#### Problem description
Would you pull out every line of the material that contains the string "date"?

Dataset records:
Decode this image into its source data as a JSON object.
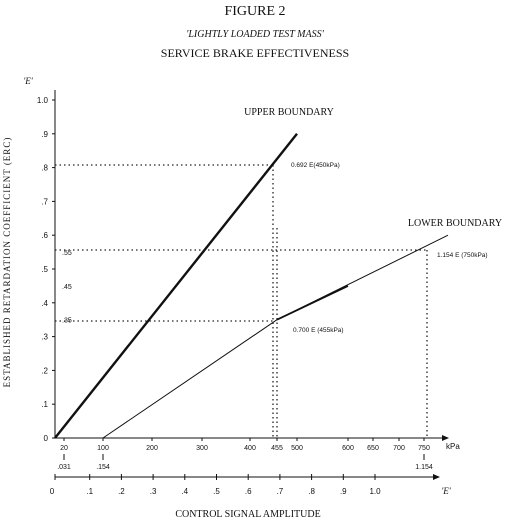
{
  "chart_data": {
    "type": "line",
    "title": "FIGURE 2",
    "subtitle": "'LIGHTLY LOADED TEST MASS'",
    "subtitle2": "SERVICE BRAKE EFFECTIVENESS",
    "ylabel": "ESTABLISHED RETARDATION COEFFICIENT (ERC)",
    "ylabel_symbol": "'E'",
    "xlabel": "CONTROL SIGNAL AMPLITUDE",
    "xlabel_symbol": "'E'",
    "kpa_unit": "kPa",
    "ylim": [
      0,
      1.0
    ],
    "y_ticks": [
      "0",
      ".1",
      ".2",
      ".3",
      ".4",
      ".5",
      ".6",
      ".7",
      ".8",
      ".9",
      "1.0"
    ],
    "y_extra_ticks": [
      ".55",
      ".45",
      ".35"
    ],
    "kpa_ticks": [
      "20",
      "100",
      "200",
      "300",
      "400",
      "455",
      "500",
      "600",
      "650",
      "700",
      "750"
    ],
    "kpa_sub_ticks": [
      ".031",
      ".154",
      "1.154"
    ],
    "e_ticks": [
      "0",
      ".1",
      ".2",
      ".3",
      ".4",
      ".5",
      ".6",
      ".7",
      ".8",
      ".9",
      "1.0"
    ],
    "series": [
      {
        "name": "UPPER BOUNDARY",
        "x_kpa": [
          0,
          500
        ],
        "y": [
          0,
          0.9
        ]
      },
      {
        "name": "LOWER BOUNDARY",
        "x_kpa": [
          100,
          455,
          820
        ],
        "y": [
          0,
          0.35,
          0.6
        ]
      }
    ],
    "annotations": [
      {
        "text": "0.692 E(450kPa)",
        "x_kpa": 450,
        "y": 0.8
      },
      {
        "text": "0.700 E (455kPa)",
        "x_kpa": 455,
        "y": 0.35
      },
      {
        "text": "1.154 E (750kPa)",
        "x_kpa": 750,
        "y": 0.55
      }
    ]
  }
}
* * *
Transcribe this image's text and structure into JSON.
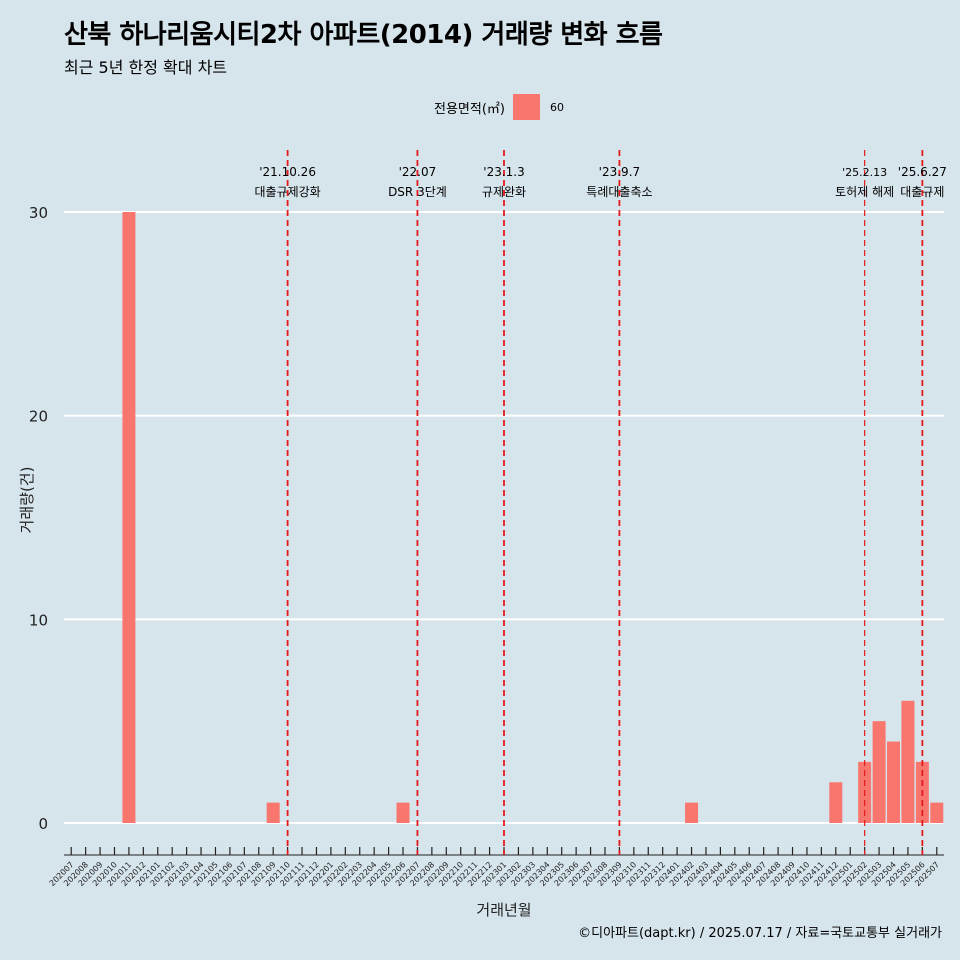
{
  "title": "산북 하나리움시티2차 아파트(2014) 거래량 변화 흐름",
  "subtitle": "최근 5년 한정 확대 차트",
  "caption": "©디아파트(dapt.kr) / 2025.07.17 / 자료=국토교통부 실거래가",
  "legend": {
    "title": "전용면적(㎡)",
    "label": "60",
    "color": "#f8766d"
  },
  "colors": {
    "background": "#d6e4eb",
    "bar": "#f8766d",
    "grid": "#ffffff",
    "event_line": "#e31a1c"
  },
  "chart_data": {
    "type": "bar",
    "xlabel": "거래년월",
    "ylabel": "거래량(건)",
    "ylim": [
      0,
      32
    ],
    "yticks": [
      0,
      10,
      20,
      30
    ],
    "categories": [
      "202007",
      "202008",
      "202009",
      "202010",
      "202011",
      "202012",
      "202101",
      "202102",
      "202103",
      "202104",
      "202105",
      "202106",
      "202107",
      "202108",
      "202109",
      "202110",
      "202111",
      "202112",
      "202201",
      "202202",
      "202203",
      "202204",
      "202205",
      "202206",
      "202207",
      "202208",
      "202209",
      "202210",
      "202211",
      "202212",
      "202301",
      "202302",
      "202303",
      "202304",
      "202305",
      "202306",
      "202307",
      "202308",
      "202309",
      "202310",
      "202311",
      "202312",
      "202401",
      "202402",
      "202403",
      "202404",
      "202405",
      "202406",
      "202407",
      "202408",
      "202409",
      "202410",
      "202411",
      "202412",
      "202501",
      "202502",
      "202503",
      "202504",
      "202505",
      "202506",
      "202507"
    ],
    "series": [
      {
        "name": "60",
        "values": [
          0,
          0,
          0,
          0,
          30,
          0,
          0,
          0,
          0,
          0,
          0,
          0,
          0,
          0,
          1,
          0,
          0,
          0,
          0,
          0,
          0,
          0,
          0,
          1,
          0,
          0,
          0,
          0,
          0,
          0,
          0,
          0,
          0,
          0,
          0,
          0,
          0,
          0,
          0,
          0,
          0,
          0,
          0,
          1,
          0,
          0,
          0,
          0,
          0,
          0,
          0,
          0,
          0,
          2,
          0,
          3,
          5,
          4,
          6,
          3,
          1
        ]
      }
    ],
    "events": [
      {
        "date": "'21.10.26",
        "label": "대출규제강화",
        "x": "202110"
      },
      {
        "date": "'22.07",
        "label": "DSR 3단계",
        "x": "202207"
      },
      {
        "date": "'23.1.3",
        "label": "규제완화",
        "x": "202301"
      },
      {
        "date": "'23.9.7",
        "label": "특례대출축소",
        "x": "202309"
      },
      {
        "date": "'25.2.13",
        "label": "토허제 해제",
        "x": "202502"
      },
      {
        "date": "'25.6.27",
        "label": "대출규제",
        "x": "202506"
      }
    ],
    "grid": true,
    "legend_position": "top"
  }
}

#### Final result
        "date": "'21.10.26",
        "date": "'22.07",
        "date": "'23.1.3",
        "date": "'23.9.7",
        "date": "'25.2.13",
        "date": "'25.6.27",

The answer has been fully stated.